▶ _Requirements_
Write out all of the entries exactly as given.

================================

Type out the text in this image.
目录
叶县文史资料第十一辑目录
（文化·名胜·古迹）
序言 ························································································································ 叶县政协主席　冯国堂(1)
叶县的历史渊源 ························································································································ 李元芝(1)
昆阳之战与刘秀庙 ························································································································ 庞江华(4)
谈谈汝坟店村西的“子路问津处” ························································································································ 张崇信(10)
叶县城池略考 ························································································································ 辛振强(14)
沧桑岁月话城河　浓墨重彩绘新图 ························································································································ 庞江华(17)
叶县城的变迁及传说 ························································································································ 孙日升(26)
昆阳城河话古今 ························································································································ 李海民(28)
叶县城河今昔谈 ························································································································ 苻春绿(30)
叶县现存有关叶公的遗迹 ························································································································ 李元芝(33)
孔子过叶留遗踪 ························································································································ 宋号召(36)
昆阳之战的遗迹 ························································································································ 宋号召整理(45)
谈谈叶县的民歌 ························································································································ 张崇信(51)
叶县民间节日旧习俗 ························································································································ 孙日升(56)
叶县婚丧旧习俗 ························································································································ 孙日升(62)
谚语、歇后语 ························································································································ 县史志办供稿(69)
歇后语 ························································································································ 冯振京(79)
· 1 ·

================================

▶ _Answer to the exercise_
Type out the text in this image.
目录
叶县文史资料第十一辑目录
（文化·名胜·古迹）
序言 ························································································································ 叶县政协主席　冯国堂(1)
叶县的历史渊源 ························································································································ 李元芝(1)
昆阳之战与刘秀庙 ························································································································ 庞江华(4)
谈谈汝坟店村西的“子路问津处” ························································································································ 张崇信(10)
叶县城池略考 ························································································································ 辛振强(14)
沧桑岁月话城河　浓墨重彩绘新图 ························································································································ 庞江华(17)
叶县城的变迁及传说 ························································································································ 孙日升(26)
昆阳城河话古今 ························································································································ 李海民(28)
叶县城河今昔谈 ························································································································ 苻春绿(30)
叶县现存有关叶公的遗迹 ························································································································ 李元芝(33)
孔子过叶留遗踪 ························································································································ 宋号召(36)
昆阳之战的遗迹 ························································································································ 宋号召整理(45)
谈谈叶县的民歌 ························································································································ 张崇信(51)
叶县民间节日旧习俗 ························································································································ 孙日升(56)
叶县婚丧旧习俗 ························································································································ 孙日升(62)
谚语、歇后语 ························································································································ 县史志办供稿(69)
歇后语 ························································································································ 冯振京(79)
· 1 ·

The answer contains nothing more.